#### TASK:
Present the data once more in exactly its original form.

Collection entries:

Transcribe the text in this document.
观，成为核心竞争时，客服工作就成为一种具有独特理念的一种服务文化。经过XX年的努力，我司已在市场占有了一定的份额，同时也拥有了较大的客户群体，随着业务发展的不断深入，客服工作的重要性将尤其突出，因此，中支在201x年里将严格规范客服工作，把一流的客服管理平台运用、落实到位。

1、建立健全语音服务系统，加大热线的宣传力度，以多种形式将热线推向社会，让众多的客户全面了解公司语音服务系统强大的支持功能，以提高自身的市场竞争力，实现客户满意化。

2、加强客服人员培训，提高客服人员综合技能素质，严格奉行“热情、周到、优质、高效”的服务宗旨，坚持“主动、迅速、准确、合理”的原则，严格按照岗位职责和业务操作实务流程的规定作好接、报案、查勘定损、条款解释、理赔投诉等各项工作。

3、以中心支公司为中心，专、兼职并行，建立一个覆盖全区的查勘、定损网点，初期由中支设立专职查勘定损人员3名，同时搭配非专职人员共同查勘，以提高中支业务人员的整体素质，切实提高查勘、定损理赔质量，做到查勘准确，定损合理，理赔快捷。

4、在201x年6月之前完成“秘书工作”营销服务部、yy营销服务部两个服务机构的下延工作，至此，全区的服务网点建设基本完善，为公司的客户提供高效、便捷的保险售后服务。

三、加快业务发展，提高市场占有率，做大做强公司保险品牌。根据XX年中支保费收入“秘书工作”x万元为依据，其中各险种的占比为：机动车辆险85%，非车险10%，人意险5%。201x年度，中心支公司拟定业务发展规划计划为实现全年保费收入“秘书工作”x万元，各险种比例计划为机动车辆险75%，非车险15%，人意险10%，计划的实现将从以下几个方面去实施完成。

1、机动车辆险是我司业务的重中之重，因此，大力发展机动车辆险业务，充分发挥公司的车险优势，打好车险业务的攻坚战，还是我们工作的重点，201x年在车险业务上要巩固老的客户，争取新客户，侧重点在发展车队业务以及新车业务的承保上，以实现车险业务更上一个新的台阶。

#### FINISHED EXERCISE:
Transcribe the text in this document.
观，成为核心竞争时，客服工作就成为一种具有独特理念的一种服务文化。经过XX年的努力，我司已在市场占有了一定的份额，同时也拥有了较大的客户群体，随着业务发展的不断深入，客服工作的重要性将尤其突出，因此，中支在201x年里将严格规范客服工作，把一流的客服管理平台运用、落实到位。

1、建立健全语音服务系统，加大热线的宣传力度，以多种形式将热线推向社会，让众多的客户全面了解公司语音服务系统强大的支持功能，以提高自身的市场竞争力，实现客户满意化。

2、加强客服人员培训，提高客服人员综合技能素质，严格奉行“热情、周到、优质、高效”的服务宗旨，坚持“主动、迅速、准确、合理”的原则，严格按照岗位职责和业务操作实务流程的规定作好接、报案、查勘定损、条款解释、理赔投诉等各项工作。

3、以中心支公司为中心，专、兼职并行，建立一个覆盖全区的查勘、定损网点，初期由中支设立专职查勘定损人员3名，同时搭配非专职人员共同查勘，以提高中支业务人员的整体素质，切实提高查勘、定损理赔质量，做到查勘准确，定损合理，理赔快捷。

4、在201x年6月之前完成“秘书工作”营销服务部、yy营销服务部两个服务机构的下延工作，至此，全区的服务网点建设基本完善，为公司的客户提供高效、便捷的保险售后服务。

三、加快业务发展，提高市场占有率，做大做强公司保险品牌。根据XX年中支保费收入“秘书工作”x万元为依据，其中各险种的占比为：机动车辆险85%，非车险10%，人意险5%。201x年度，中心支公司拟定业务发展规划计划为实现全年保费收入“秘书工作”x万元，各险种比例计划为机动车辆险75%，非车险15%，人意险10%，计划的实现将从以下几个方面去实施完成。

1、机动车辆险是我司业务的重中之重，因此，大力发展机动车辆险业务，充分发挥公司的车险优势，打好车险业务的攻坚战，还是我们工作的重点，201x年在车险业务上要巩固老的客户，争取新客户，侧重点在发展车队业务以及新车业务的承保上，以实现车险业务更上一个新的台阶。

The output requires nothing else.